**What is required**. Print every line of the listing exactly, please.

Data records:
# # # # # # #

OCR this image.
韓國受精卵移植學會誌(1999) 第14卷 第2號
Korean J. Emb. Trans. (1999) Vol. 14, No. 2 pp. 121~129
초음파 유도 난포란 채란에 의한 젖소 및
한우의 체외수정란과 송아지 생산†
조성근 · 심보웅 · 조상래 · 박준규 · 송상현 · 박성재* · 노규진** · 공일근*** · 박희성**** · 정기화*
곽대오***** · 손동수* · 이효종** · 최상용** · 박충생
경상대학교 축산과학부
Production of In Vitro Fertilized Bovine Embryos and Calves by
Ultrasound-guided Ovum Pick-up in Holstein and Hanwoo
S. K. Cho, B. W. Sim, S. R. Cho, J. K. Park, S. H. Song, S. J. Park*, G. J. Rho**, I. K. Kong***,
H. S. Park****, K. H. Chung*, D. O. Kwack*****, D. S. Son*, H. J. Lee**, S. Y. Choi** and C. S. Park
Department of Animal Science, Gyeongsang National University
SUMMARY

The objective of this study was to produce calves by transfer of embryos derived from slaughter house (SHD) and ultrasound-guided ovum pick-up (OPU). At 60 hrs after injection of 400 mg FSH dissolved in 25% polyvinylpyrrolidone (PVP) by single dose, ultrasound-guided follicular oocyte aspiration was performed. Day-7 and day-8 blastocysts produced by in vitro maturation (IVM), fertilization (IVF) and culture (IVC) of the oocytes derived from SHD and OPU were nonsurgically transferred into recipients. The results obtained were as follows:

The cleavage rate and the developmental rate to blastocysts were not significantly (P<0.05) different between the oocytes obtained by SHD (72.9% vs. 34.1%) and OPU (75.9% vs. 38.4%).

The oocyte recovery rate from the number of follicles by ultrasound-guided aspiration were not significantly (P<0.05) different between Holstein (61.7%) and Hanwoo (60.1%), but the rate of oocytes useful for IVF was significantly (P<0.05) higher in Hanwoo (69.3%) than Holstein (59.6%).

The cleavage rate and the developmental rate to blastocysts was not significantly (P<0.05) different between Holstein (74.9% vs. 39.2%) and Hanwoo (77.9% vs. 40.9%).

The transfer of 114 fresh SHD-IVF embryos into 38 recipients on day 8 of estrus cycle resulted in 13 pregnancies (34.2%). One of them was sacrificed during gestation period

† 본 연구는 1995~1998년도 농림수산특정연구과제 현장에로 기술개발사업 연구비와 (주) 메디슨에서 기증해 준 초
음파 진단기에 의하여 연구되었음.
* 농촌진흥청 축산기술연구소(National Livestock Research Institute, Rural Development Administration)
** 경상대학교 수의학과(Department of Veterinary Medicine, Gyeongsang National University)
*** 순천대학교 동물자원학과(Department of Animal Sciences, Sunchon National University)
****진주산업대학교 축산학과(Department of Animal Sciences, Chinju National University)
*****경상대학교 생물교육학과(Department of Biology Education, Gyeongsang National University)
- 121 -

# # # # # # #

**Solution to this exercise**.
OCR this image.
韓國受精卵移植學會誌(1999) 第14卷 第2號
Korean J. Emb. Trans. (1999) Vol. 14, No. 2 pp. 121~129
초음파 유도 난포란 채란에 의한 젖소 및
한우의 체외수정란과 송아지 생산†
조성근 · 심보웅 · 조상래 · 박준규 · 송상현 · 박성재* · 노규진** · 공일근*** · 박희성**** · 정기화*
곽대오***** · 손동수* · 이효종** · 최상용** · 박충생
경상대학교 축산과학부
Production of In Vitro Fertilized Bovine Embryos and Calves by
Ultrasound-guided Ovum Pick-up in Holstein and Hanwoo
S. K. Cho, B. W. Sim, S. R. Cho, J. K. Park, S. H. Song, S. J. Park*, G. J. Rho**, I. K. Kong***,
H. S. Park****, K. H. Chung*, D. O. Kwack*****, D. S. Son*, H. J. Lee**, S. Y. Choi** and C. S. Park
Department of Animal Science, Gyeongsang National University
SUMMARY

The objective of this study was to produce calves by transfer of embryos derived from slaughter house (SHD) and ultrasound-guided ovum pick-up (OPU). At 60 hrs after injection of 400 mg FSH dissolved in 25% polyvinylpyrrolidone (PVP) by single dose, ultrasound-guided follicular oocyte aspiration was performed. Day-7 and day-8 blastocysts produced by in vitro maturation (IVM), fertilization (IVF) and culture (IVC) of the oocytes derived from SHD and OPU were nonsurgically transferred into recipients. The results obtained were as follows:

The cleavage rate and the developmental rate to blastocysts were not significantly (P<0.05) different between the oocytes obtained by SHD (72.9% vs. 34.1%) and OPU (75.9% vs. 38.4%).

The oocyte recovery rate from the number of follicles by ultrasound-guided aspiration were not significantly (P<0.05) different between Holstein (61.7%) and Hanwoo (60.1%), but the rate of oocytes useful for IVF was significantly (P<0.05) higher in Hanwoo (69.3%) than Holstein (59.6%).

The cleavage rate and the developmental rate to blastocysts was not significantly (P<0.05) different between Holstein (74.9% vs. 39.2%) and Hanwoo (77.9% vs. 40.9%).

The transfer of 114 fresh SHD-IVF embryos into 38 recipients on day 8 of estrus cycle resulted in 13 pregnancies (34.2%). One of them was sacrificed during gestation period

† 본 연구는 1995~1998년도 농림수산특정연구과제 현장에로 기술개발사업 연구비와 (주) 메디슨에서 기증해 준 초
음파 진단기에 의하여 연구되었음.
* 농촌진흥청 축산기술연구소(National Livestock Research Institute, Rural Development Administration)
** 경상대학교 수의학과(Department of Veterinary Medicine, Gyeongsang National University)
*** 순천대학교 동물자원학과(Department of Animal Sciences, Sunchon National University)
****진주산업대학교 축산학과(Department of Animal Sciences, Chinju National University)
*****경상대학교 생물교육학과(Department of Biology Education, Gyeongsang National University)
- 121 -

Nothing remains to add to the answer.